_GIVEN REQUEST_
Write out the data below in full, unchanged, minus the images.
- - -
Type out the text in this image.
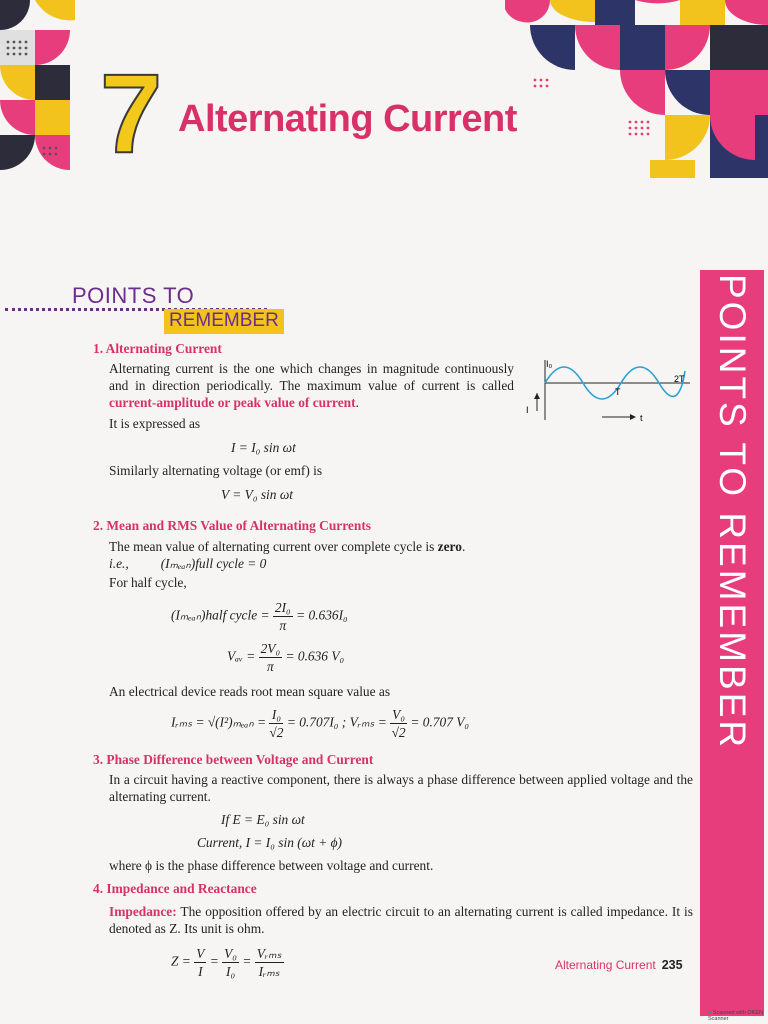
7 Alternating Current
POINTS TO
REMEMBER	POINTS TO REMEMBER
I₀
2T
T
t
I

1. Alternating Current

Alternating current is the one which changes in magnitude continuously and in direction periodically. The maximum value of current is called current-amplitude or peak value of current.

It is expressed as

I = I₀ sin ωt

Similarly alternating voltage (or emf) is

V = V₀ sin ωt

2. Mean and RMS Value of Alternating Currents

The mean value of alternating current over complete cycle is zero.

i.e., (Iₘₑₐₙ)full cycle = 0

For half cycle,

(Iₘₑₐₙ)half cycle = $\frac{\text{2I₀}}{\pi} = 0.636I_0$

Vₐᵥ = $\frac{\text{2V₀}}{\pi} = 0.636$ V₀

An electrical device reads root mean square value as

Iᵣₘₛ = $√(I^2)_{mean} = \frac{\text{I₀}}{√2} = 0.707I_0$ ; Vᵣₘₛ = $\frac{\text{V₀}}{√2} = 0.707$ V₀

3. Phase Difference between Voltage and Current

In a circuit having a reactive component, there is always a phase difference between applied voltage and the alternating current.

If E = E₀ sin ωt

Current, I = I₀ sin (ωt + ϕ)

where ϕ is the phase difference between voltage and current.

4. Impedance and Reactance

Impedance: The opposition offered by an electric circuit to an alternating current is called impedance. It is denoted as Z. Its unit is ohm.

$Z = \frac{V}{I} = \frac{\text{V₀}}{\text{I₀}} = \frac{\text{Vᵣₘₛ}}{\text{Iᵣₘₛ}}$	Alternating Current 235
● Scanned with OKEN Scanner
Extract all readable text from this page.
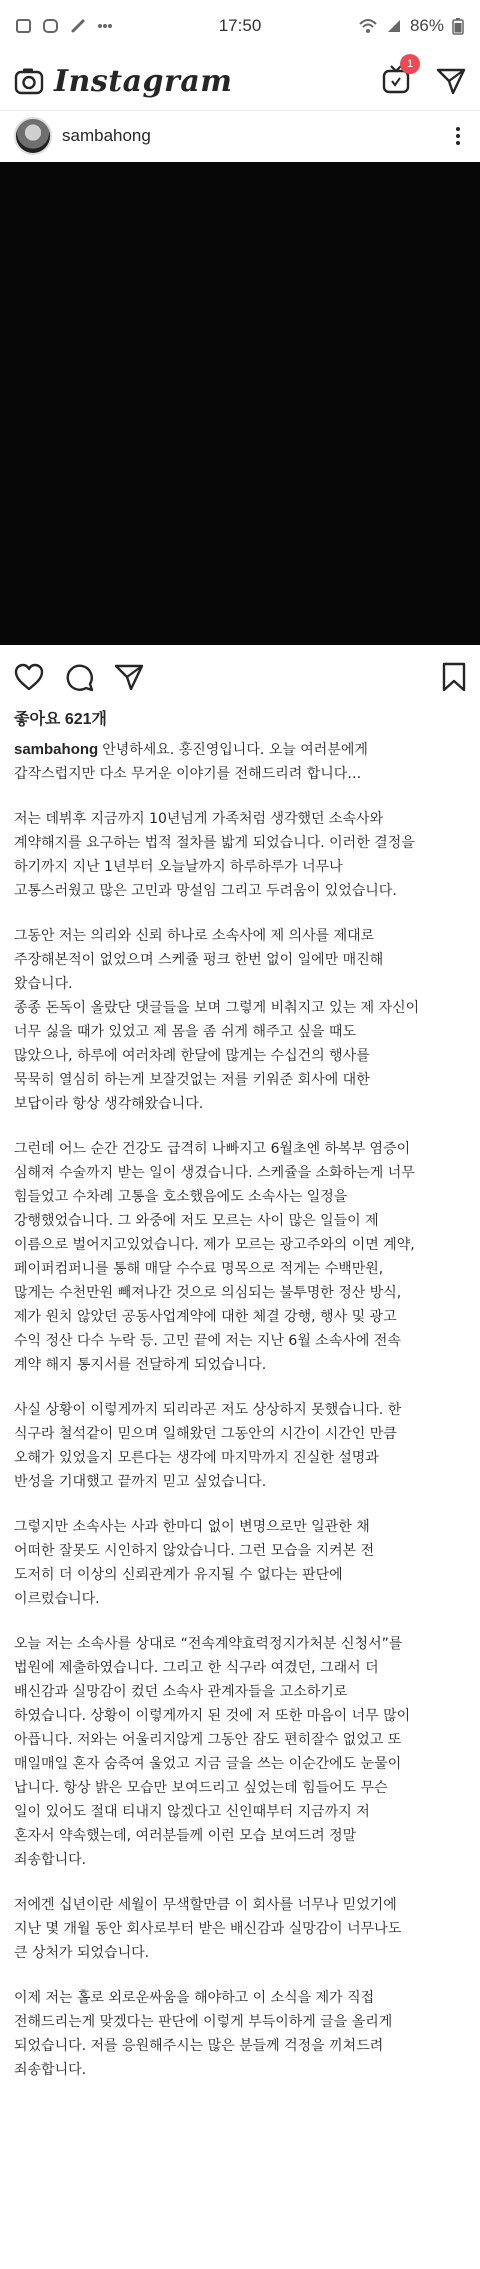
17:50	86%
Instagram	1
sambahong
좋아요 621개

sambahong 안녕하세요. 홍진영입니다. 오늘 여러분에게
갑작스럽지만 다소 무거운 이야기를 전해드리려 합니다…

저는 데뷔후 지금까지 10년넘게 가족처럼 생각했던 소속사와
계약해지를 요구하는 법적 절차를 밟게 되었습니다. 이러한 결정을
하기까지 지난 1년부터 오늘날까지 하루하루가 너무나
고통스러웠고 많은 고민과 망설임 그리고 두려움이 있었습니다.

그동안 저는 의리와 신뢰 하나로 소속사에 제 의사를 제대로
주장해본적이 없었으며 스케쥴 펑크 한번 없이 일에만 매진해
왔습니다.
종종 돈독이 올랐단 댓글들을 보며 그렇게 비춰지고 있는 제 자신이
너무 싫을 때가 있었고 제 몸을 좀 쉬게 해주고 싶을 때도
많았으나, 하루에 여러차례 한달에 많게는 수십건의 행사를
묵묵히 열심히 하는게 보잘것없는 저를 키워준 회사에 대한
보답이라 항상 생각해왔습니다.

그런데 어느 순간 건강도 급격히 나빠지고 6월초엔 하복부 염증이
심해져 수술까지 받는 일이 생겼습니다. 스케쥴을 소화하는게 너무
힘들었고 수차례 고통을 호소했음에도 소속사는 일정을
강행했었습니다. 그 와중에 저도 모르는 사이 많은 일들이 제
이름으로 벌어지고있었습니다. 제가 모르는 광고주와의 이면 계약,
페이퍼컴퍼니를 통해 매달 수수료 명목으로 적게는 수백만원,
많게는 수천만원 빼져나간 것으로 의심되는 불투명한 정산 방식,
제가 원치 않았던 공동사업계약에 대한 체결 강행, 행사 및 광고
수익 정산 다수 누락 등. 고민 끝에 저는 지난 6월 소속사에 전속
계약 해지 통지서를 전달하게 되었습니다.

사실 상황이 이렇게까지 되리라곤 저도 상상하지 못했습니다. 한
식구라 철석같이 믿으며 일해왔던 그동안의 시간이 시간인 만큼
오해가 있었을지 모른다는 생각에 마지막까지 진실한 설명과
반성을 기대했고 끝까지 믿고 싶었습니다.

그렇지만 소속사는 사과 한마디 없이 변명으로만 일관한 채
어떠한 잘못도 시인하지 않았습니다. 그런 모습을 지켜본 전
도저히 더 이상의 신뢰관계가 유지될 수 없다는 판단에
이르렀습니다.

오늘 저는 소속사를 상대로 “전속계약효력정지가처분 신청서”를
법원에 제출하였습니다. 그리고 한 식구라 여겼던, 그래서 더
배신감과 실망감이 컸던 소속사 관계자들을 고소하기로
하였습니다. 상황이 이렇게까지 된 것에 저 또한 마음이 너무 많이
아픕니다. 저와는 어울리지않게 그동안 잠도 편히잘수 없었고 또
매일매일 혼자 숨죽여 울었고 지금 글을 쓰는 이순간에도 눈물이
납니다. 항상 밝은 모습만 보여드리고 싶었는데 힘들어도 무슨
일이 있어도 절대 티내지 않겠다고 신인때부터 지금까지 저
혼자서 약속했는데, 여러분들께 이런 모습 보여드려 정말
죄송합니다.

저에겐 십년이란 세월이 무색할만큼 이 회사를 너무나 믿었기에
지난 몇 개월 동안 회사로부터 받은 배신감과 실망감이 너무나도
큰 상처가 되었습니다.

이제 저는 홀로 외로운싸움을 해야하고 이 소식을 제가 직접
전해드리는게 맞겠다는 판단에 이렇게 부득이하게 글을 올리게
되었습니다. 저를 응원해주시는 많은 분들께 걱정을 끼쳐드려
죄송합니다.
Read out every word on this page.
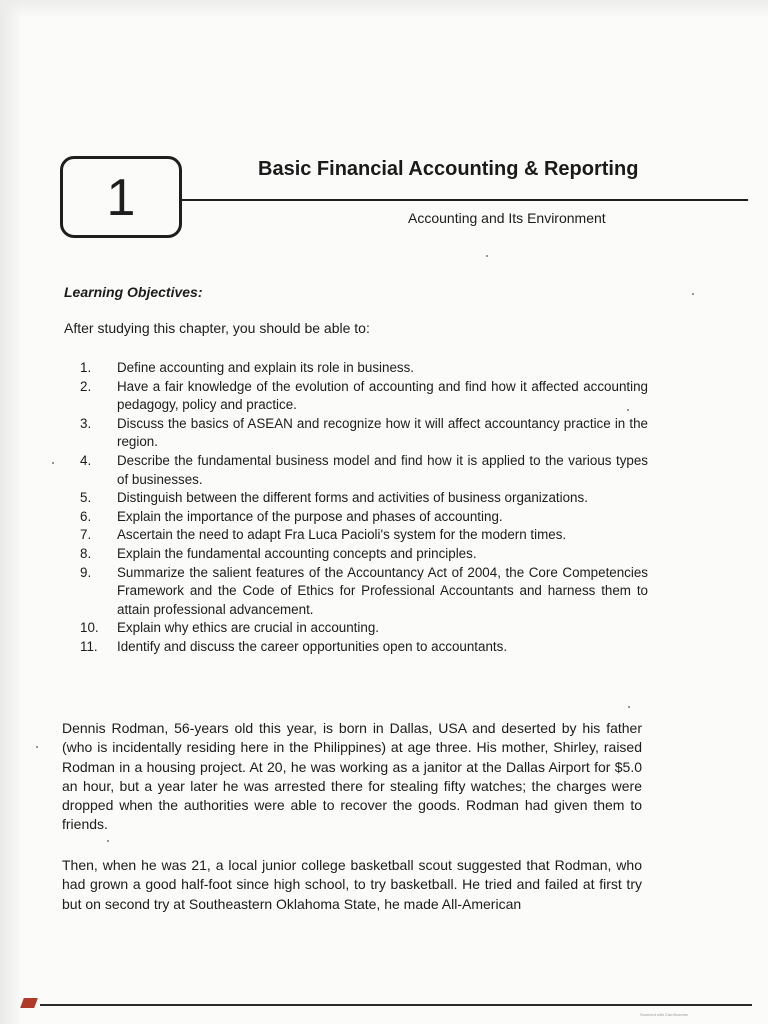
1	Basic Financial Accounting & Reporting
Accounting and Its Environment
Learning Objectives:
After studying this chapter, you should be able to:
1.	Define accounting and explain its role in business.
2.	Have a fair knowledge of the evolution of accounting and find how it affected accounting pedagogy, policy and practice.
3.	Discuss the basics of ASEAN and recognize how it will affect accountancy practice in the region.
4.	Describe the fundamental business model and find how it is applied to the various types of businesses.
5.	Distinguish between the different forms and activities of business organizations.
6.	Explain the importance of the purpose and phases of accounting.
7.	Ascertain the need to adapt Fra Luca Pacioli's system for the modern times.
8.	Explain the fundamental accounting concepts and principles.
9.	Summarize the salient features of the Accountancy Act of 2004, the Core Competencies Framework and the Code of Ethics for Professional Accountants and harness them to attain professional advancement.
10.	Explain why ethics are crucial in accounting.
11.	Identify and discuss the career opportunities open to accountants.

Dennis Rodman, 56-years old this year, is born in Dallas, USA and deserted by his father (who is incidentally residing here in the Philippines) at age three. His mother, Shirley, raised Rodman in a housing project. At 20, he was working as a janitor at the Dallas Airport for $5.0 an hour, but a year later he was arrested there for stealing fifty watches; the charges were dropped when the authorities were able to recover the goods. Rodman had given them to friends.

Then, when he was 21, a local junior college basketball scout suggested that Rodman, who had grown a good half-foot since high school, to try basketball. He tried and failed at first try but on second try at Southeastern Oklahoma State, he made All-American

Scanned with CamScanner
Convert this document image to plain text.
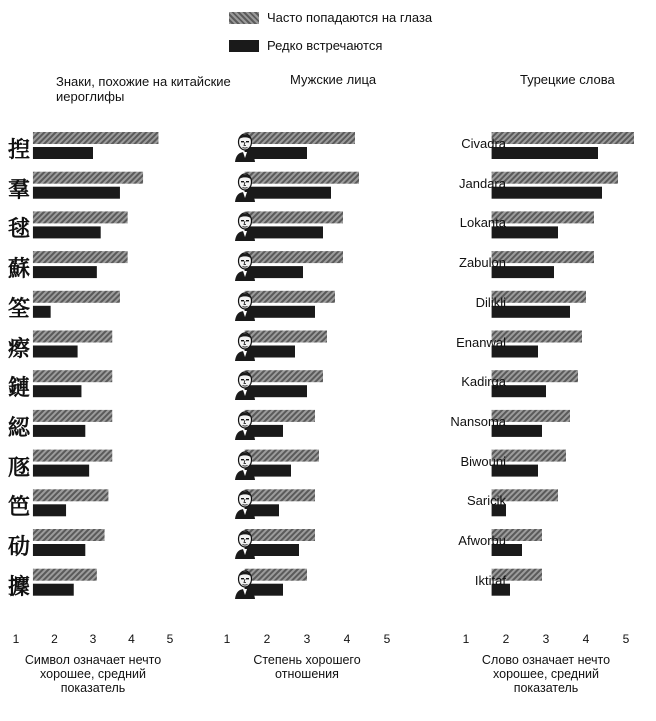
Часто попадаются на глаза
Редко встречаются
Знаки, похожие на китайские иероглифы
Мужские лица	Турецкие слова
揑
羣
毬
蘇
筌
瘵
鏈
綛
豗
笆
劯
攈
1	2	3	4	5
Символ означает нечто хорошее, средний показатель
1	2	3	4	5
Степень хорошего отношения
Civadra
Jandara
Lokanta
Zabulon
Dilikli
Enanwal
Kadirga
Nansoma
Biwouni
Saricik
Afworbu
Iktitaf
1	2	3	4	5
Слово означает нечто хорошее, средний показатель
- - -
_WRITTEN ANSWER_
Type out the text in this image.
7 Alternating Current
POINTS TO
REMEMBER	POINTS TO REMEMBER
I₀
2T
T
t
I

1. Alternating Current

Alternating current is the one which changes in magnitude continuously and in direction periodically. The maximum value of current is called current-amplitude or peak value of current.

It is expressed as

I = I₀ sin ωt

Similarly alternating voltage (or emf) is

V = V₀ sin ωt

2. Mean and RMS Value of Alternating Currents

The mean value of alternating current over complete cycle is zero.

i.e., (Iₘₑₐₙ)full cycle = 0

For half cycle,

(Iₘₑₐₙ)half cycle = $\frac{\text{2I₀}}{\pi} = 0.636I_0$

Vₐᵥ = $\frac{\text{2V₀}}{\pi} = 0.636$ V₀

An electrical device reads root mean square value as

Iᵣₘₛ = $√(I^2)_{mean} = \frac{\text{I₀}}{√2} = 0.707I_0$ ; Vᵣₘₛ = $\frac{\text{V₀}}{√2} = 0.707$ V₀

3. Phase Difference between Voltage and Current

In a circuit having a reactive component, there is always a phase difference between applied voltage and the alternating current.

If E = E₀ sin ωt

Current, I = I₀ sin (ωt + ϕ)

where ϕ is the phase difference between voltage and current.

4. Impedance and Reactance

Impedance: The opposition offered by an electric circuit to an alternating current is called impedance. It is denoted as Z. Its unit is ohm.

$Z = \frac{V}{I} = \frac{\text{V₀}}{\text{I₀}} = \frac{\text{Vᵣₘₛ}}{\text{Iᵣₘₛ}}$	Alternating Current 235
● Scanned with OKEN Scanner
Extract all readable text from this page.
17:50	86%
Instagram	1
sambahong
좋아요 621개

sambahong 안녕하세요. 홍진영입니다. 오늘 여러분에게
갑작스럽지만 다소 무거운 이야기를 전해드리려 합니다…

저는 데뷔후 지금까지 10년넘게 가족처럼 생각했던 소속사와
계약해지를 요구하는 법적 절차를 밟게 되었습니다. 이러한 결정을
하기까지 지난 1년부터 오늘날까지 하루하루가 너무나
고통스러웠고 많은 고민과 망설임 그리고 두려움이 있었습니다.

그동안 저는 의리와 신뢰 하나로 소속사에 제 의사를 제대로
주장해본적이 없었으며 스케쥴 펑크 한번 없이 일에만 매진해
왔습니다.
종종 돈독이 올랐단 댓글들을 보며 그렇게 비춰지고 있는 제 자신이
너무 싫을 때가 있었고 제 몸을 좀 쉬게 해주고 싶을 때도
많았으나, 하루에 여러차례 한달에 많게는 수십건의 행사를
묵묵히 열심히 하는게 보잘것없는 저를 키워준 회사에 대한
보답이라 항상 생각해왔습니다.

그런데 어느 순간 건강도 급격히 나빠지고 6월초엔 하복부 염증이
심해져 수술까지 받는 일이 생겼습니다. 스케쥴을 소화하는게 너무
힘들었고 수차례 고통을 호소했음에도 소속사는 일정을
강행했었습니다. 그 와중에 저도 모르는 사이 많은 일들이 제
이름으로 벌어지고있었습니다. 제가 모르는 광고주와의 이면 계약,
페이퍼컴퍼니를 통해 매달 수수료 명목으로 적게는 수백만원,
많게는 수천만원 빼져나간 것으로 의심되는 불투명한 정산 방식,
제가 원치 않았던 공동사업계약에 대한 체결 강행, 행사 및 광고
수익 정산 다수 누락 등. 고민 끝에 저는 지난 6월 소속사에 전속
계약 해지 통지서를 전달하게 되었습니다.

사실 상황이 이렇게까지 되리라곤 저도 상상하지 못했습니다. 한
식구라 철석같이 믿으며 일해왔던 그동안의 시간이 시간인 만큼
오해가 있었을지 모른다는 생각에 마지막까지 진실한 설명과
반성을 기대했고 끝까지 믿고 싶었습니다.

그렇지만 소속사는 사과 한마디 없이 변명으로만 일관한 채
어떠한 잘못도 시인하지 않았습니다. 그런 모습을 지켜본 전
도저히 더 이상의 신뢰관계가 유지될 수 없다는 판단에
이르렀습니다.

오늘 저는 소속사를 상대로 “전속계약효력정지가처분 신청서”를
법원에 제출하였습니다. 그리고 한 식구라 여겼던, 그래서 더
배신감과 실망감이 컸던 소속사 관계자들을 고소하기로
하였습니다. 상황이 이렇게까지 된 것에 저 또한 마음이 너무 많이
아픕니다. 저와는 어울리지않게 그동안 잠도 편히잘수 없었고 또
매일매일 혼자 숨죽여 울었고 지금 글을 쓰는 이순간에도 눈물이
납니다. 항상 밝은 모습만 보여드리고 싶었는데 힘들어도 무슨
일이 있어도 절대 티내지 않겠다고 신인때부터 지금까지 저
혼자서 약속했는데, 여러분들께 이런 모습 보여드려 정말
죄송합니다.

저에겐 십년이란 세월이 무색할만큼 이 회사를 너무나 믿었기에
지난 몇 개월 동안 회사로부터 받은 배신감과 실망감이 너무나도
큰 상처가 되었습니다.

이제 저는 홀로 외로운싸움을 해야하고 이 소식을 제가 직접
전해드리는게 맞겠다는 판단에 이렇게 부득이하게 글을 올리게
되었습니다. 저를 응원해주시는 많은 분들께 걱정을 끼쳐드려
죄송합니다.
Read out every word on this page.
1	Basic Financial Accounting & Reporting
Accounting and Its Environment
Learning Objectives:
After studying this chapter, you should be able to:
1.	Define accounting and explain its role in business.
2.	Have a fair knowledge of the evolution of accounting and find how it affected accounting pedagogy, policy and practice.
3.	Discuss the basics of ASEAN and recognize how it will affect accountancy practice in the region.
4.	Describe the fundamental business model and find how it is applied to the various types of businesses.
5.	Distinguish between the different forms and activities of business organizations.
6.	Explain the importance of the purpose and phases of accounting.
7.	Ascertain the need to adapt Fra Luca Pacioli's system for the modern times.
8.	Explain the fundamental accounting concepts and principles.
9.	Summarize the salient features of the Accountancy Act of 2004, the Core Competencies Framework and the Code of Ethics for Professional Accountants and harness them to attain professional advancement.
10.	Explain why ethics are crucial in accounting.
11.	Identify and discuss the career opportunities open to accountants.

Dennis Rodman, 56-years old this year, is born in Dallas, USA and deserted by his father (who is incidentally residing here in the Philippines) at age three. His mother, Shirley, raised Rodman in a housing project. At 20, he was working as a janitor at the Dallas Airport for $5.0 an hour, but a year later he was arrested there for stealing fifty watches; the charges were dropped when the authorities were able to recover the goods. Rodman had given them to friends.

Then, when he was 21, a local junior college basketball scout suggested that Rodman, who had grown a good half-foot since high school, to try basketball. He tried and failed at first try but on second try at Southeastern Oklahoma State, he made All-American

Scanned with CamScanner
Convert this document image to plain text.
Часто попадаются на глаза
Редко встречаются
Знаки, похожие на китайские иероглифы
Мужские лица	Турецкие слова
揑
羣
毬
蘇
筌
瘵
鏈
綛
豗
笆
劯
攈
1	2	3	4	5
Символ означает нечто хорошее, средний показатель
1	2	3	4	5
Степень хорошего отношения
Civadra
Jandara
Lokanta
Zabulon
Dilikli
Enanwal
Kadirga
Nansoma
Biwouni
Saricik
Afworbu
Iktitaf
1	2	3	4	5
Слово означает нечто хорошее, средний показатель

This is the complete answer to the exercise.